■ **Work to do**
Would you set down every entry shown below, precisely as written?

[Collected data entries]
————
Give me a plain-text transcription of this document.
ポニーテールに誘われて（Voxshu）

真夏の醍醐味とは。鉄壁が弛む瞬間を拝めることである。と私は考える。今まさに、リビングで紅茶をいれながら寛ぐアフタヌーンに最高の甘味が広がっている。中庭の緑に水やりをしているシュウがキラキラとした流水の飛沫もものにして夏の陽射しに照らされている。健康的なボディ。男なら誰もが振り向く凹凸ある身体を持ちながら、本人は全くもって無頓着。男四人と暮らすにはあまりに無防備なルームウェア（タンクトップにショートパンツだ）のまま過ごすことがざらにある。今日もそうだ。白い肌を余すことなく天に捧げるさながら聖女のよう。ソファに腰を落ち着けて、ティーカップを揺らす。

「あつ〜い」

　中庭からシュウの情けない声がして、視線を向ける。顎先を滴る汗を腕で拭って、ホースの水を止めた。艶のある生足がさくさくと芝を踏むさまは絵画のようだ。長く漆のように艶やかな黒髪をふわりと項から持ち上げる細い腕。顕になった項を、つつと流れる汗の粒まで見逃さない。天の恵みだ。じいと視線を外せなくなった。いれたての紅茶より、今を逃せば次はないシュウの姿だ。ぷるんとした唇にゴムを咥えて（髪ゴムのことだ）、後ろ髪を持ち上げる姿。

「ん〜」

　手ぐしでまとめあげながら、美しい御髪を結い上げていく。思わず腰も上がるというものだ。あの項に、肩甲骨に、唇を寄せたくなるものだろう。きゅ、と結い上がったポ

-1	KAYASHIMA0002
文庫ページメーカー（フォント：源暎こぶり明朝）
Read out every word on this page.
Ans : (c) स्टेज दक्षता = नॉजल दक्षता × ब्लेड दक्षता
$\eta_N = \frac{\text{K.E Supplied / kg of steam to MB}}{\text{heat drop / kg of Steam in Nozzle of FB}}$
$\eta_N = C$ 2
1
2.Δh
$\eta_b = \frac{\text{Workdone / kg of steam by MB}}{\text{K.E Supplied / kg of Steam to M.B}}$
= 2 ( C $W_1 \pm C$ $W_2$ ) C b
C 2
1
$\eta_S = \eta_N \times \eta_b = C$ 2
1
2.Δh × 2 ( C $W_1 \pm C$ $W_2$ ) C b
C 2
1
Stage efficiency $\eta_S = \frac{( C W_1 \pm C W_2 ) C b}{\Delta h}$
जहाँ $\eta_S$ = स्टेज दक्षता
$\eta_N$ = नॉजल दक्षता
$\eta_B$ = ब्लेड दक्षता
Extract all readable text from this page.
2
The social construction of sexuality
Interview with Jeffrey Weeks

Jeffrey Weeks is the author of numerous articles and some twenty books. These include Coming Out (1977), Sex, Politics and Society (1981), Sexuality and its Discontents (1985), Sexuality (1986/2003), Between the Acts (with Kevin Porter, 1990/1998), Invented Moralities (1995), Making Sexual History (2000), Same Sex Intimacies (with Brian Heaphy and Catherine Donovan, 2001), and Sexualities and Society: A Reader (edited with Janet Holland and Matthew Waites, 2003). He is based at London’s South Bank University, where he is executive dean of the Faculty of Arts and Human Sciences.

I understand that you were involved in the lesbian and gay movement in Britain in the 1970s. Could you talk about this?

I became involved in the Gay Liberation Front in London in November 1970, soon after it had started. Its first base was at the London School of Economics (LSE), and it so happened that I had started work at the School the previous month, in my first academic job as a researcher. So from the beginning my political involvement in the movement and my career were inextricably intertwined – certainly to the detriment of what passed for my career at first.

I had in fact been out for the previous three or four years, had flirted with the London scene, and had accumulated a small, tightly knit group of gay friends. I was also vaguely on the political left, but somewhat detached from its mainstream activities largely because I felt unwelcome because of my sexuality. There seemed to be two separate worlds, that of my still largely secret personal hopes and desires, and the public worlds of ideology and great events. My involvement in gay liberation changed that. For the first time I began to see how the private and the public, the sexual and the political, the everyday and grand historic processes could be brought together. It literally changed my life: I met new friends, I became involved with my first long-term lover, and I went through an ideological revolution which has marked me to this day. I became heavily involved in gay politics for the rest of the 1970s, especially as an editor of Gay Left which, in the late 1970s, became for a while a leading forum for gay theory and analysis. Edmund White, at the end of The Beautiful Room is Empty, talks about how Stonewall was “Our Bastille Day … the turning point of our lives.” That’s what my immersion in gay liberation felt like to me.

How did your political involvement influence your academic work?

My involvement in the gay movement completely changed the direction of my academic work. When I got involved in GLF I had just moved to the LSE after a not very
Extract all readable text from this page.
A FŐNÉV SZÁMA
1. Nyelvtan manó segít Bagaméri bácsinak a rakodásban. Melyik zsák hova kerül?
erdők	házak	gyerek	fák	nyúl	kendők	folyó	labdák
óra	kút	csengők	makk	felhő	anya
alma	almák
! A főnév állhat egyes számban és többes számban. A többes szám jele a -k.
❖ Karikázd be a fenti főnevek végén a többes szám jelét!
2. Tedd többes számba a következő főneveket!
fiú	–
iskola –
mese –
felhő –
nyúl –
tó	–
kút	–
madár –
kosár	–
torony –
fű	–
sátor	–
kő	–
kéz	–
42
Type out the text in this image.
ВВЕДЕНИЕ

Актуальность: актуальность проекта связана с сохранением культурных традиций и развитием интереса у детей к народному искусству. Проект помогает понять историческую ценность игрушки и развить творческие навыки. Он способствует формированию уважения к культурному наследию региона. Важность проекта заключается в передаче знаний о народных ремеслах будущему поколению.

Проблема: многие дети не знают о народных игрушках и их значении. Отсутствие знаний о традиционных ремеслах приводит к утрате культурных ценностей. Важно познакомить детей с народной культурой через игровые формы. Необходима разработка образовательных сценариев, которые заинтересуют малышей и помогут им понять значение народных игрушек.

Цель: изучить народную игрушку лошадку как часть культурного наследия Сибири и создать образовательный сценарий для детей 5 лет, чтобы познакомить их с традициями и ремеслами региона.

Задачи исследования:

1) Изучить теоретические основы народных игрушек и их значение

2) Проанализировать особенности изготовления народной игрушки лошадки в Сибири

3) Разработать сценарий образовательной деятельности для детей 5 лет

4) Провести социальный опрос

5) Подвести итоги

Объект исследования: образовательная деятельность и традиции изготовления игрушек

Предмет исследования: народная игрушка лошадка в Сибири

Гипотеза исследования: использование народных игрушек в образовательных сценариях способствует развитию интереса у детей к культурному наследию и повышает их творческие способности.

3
————
■ **Output for this task**
Give me a plain-text transcription of this document.
ポニーテールに誘われて（Voxshu）

真夏の醍醐味とは。鉄壁が弛む瞬間を拝めることである。と私は考える。今まさに、リビングで紅茶をいれながら寛ぐアフタヌーンに最高の甘味が広がっている。中庭の緑に水やりをしているシュウがキラキラとした流水の飛沫もものにして夏の陽射しに照らされている。健康的なボディ。男なら誰もが振り向く凹凸ある身体を持ちながら、本人は全くもって無頓着。男四人と暮らすにはあまりに無防備なルームウェア（タンクトップにショートパンツだ）のまま過ごすことがざらにある。今日もそうだ。白い肌を余すことなく天に捧げるさながら聖女のよう。ソファに腰を落ち着けて、ティーカップを揺らす。

「あつ〜い」

　中庭からシュウの情けない声がして、視線を向ける。顎先を滴る汗を腕で拭って、ホースの水を止めた。艶のある生足がさくさくと芝を踏むさまは絵画のようだ。長く漆のように艶やかな黒髪をふわりと項から持ち上げる細い腕。顕になった項を、つつと流れる汗の粒まで見逃さない。天の恵みだ。じいと視線を外せなくなった。いれたての紅茶より、今を逃せば次はないシュウの姿だ。ぷるんとした唇にゴムを咥えて（髪ゴムのことだ）、後ろ髪を持ち上げる姿。

「ん〜」

　手ぐしでまとめあげながら、美しい御髪を結い上げていく。思わず腰も上がるというものだ。あの項に、肩甲骨に、唇を寄せたくなるものだろう。きゅ、と結い上がったポ

-1	KAYASHIMA0002
文庫ページメーカー（フォント：源暎こぶり明朝）
Read out every word on this page.
Ans : (c) स्टेज दक्षता = नॉजल दक्षता × ब्लेड दक्षता
$\eta_N = \frac{\text{K.E Supplied / kg of steam to MB}}{\text{heat drop / kg of Steam in Nozzle of FB}}$
$\eta_N = C$ 2
1
2.Δh
$\eta_b = \frac{\text{Workdone / kg of steam by MB}}{\text{K.E Supplied / kg of Steam to M.B}}$
= 2 ( C $W_1 \pm C$ $W_2$ ) C b
C 2
1
$\eta_S = \eta_N \times \eta_b = C$ 2
1
2.Δh × 2 ( C $W_1 \pm C$ $W_2$ ) C b
C 2
1
Stage efficiency $\eta_S = \frac{( C W_1 \pm C W_2 ) C b}{\Delta h}$
जहाँ $\eta_S$ = स्टेज दक्षता
$\eta_N$ = नॉजल दक्षता
$\eta_B$ = ब्लेड दक्षता
Extract all readable text from this page.
2
The social construction of sexuality
Interview with Jeffrey Weeks

Jeffrey Weeks is the author of numerous articles and some twenty books. These include Coming Out (1977), Sex, Politics and Society (1981), Sexuality and its Discontents (1985), Sexuality (1986/2003), Between the Acts (with Kevin Porter, 1990/1998), Invented Moralities (1995), Making Sexual History (2000), Same Sex Intimacies (with Brian Heaphy and Catherine Donovan, 2001), and Sexualities and Society: A Reader (edited with Janet Holland and Matthew Waites, 2003). He is based at London’s South Bank University, where he is executive dean of the Faculty of Arts and Human Sciences.

I understand that you were involved in the lesbian and gay movement in Britain in the 1970s. Could you talk about this?

I became involved in the Gay Liberation Front in London in November 1970, soon after it had started. Its first base was at the London School of Economics (LSE), and it so happened that I had started work at the School the previous month, in my first academic job as a researcher. So from the beginning my political involvement in the movement and my career were inextricably intertwined – certainly to the detriment of what passed for my career at first.

I had in fact been out for the previous three or four years, had flirted with the London scene, and had accumulated a small, tightly knit group of gay friends. I was also vaguely on the political left, but somewhat detached from its mainstream activities largely because I felt unwelcome because of my sexuality. There seemed to be two separate worlds, that of my still largely secret personal hopes and desires, and the public worlds of ideology and great events. My involvement in gay liberation changed that. For the first time I began to see how the private and the public, the sexual and the political, the everyday and grand historic processes could be brought together. It literally changed my life: I met new friends, I became involved with my first long-term lover, and I went through an ideological revolution which has marked me to this day. I became heavily involved in gay politics for the rest of the 1970s, especially as an editor of Gay Left which, in the late 1970s, became for a while a leading forum for gay theory and analysis. Edmund White, at the end of The Beautiful Room is Empty, talks about how Stonewall was “Our Bastille Day … the turning point of our lives.” That’s what my immersion in gay liberation felt like to me.

How did your political involvement influence your academic work?

My involvement in the gay movement completely changed the direction of my academic work. When I got involved in GLF I had just moved to the LSE after a not very
Extract all readable text from this page.
A FŐNÉV SZÁMA
1. Nyelvtan manó segít Bagaméri bácsinak a rakodásban. Melyik zsák hova kerül?
erdők	házak	gyerek	fák	nyúl	kendők	folyó	labdák
óra	kút	csengők	makk	felhő	anya
alma	almák
! A főnév állhat egyes számban és többes számban. A többes szám jele a -k.
❖ Karikázd be a fenti főnevek végén a többes szám jelét!
2. Tedd többes számba a következő főneveket!
fiú	–
iskola –
mese –
felhő –
nyúl –
tó	–
kút	–
madár –
kosár	–
torony –
fű	–
sátor	–
kő	–
kéz	–
42
Type out the text in this image.
ВВЕДЕНИЕ

Актуальность: актуальность проекта связана с сохранением культурных традиций и развитием интереса у детей к народному искусству. Проект помогает понять историческую ценность игрушки и развить творческие навыки. Он способствует формированию уважения к культурному наследию региона. Важность проекта заключается в передаче знаний о народных ремеслах будущему поколению.

Проблема: многие дети не знают о народных игрушках и их значении. Отсутствие знаний о традиционных ремеслах приводит к утрате культурных ценностей. Важно познакомить детей с народной культурой через игровые формы. Необходима разработка образовательных сценариев, которые заинтересуют малышей и помогут им понять значение народных игрушек.

Цель: изучить народную игрушку лошадку как часть культурного наследия Сибири и создать образовательный сценарий для детей 5 лет, чтобы познакомить их с традициями и ремеслами региона.

Задачи исследования:

1) Изучить теоретические основы народных игрушек и их значение

2) Проанализировать особенности изготовления народной игрушки лошадки в Сибири

3) Разработать сценарий образовательной деятельности для детей 5 лет

4) Провести социальный опрос

5) Подвести итоги

Объект исследования: образовательная деятельность и традиции изготовления игрушек

Предмет исследования: народная игрушка лошадка в Сибири

Гипотеза исследования: использование народных игрушек в образовательных сценариях способствует развитию интереса у детей к культурному наследию и повышает их творческие способности.

3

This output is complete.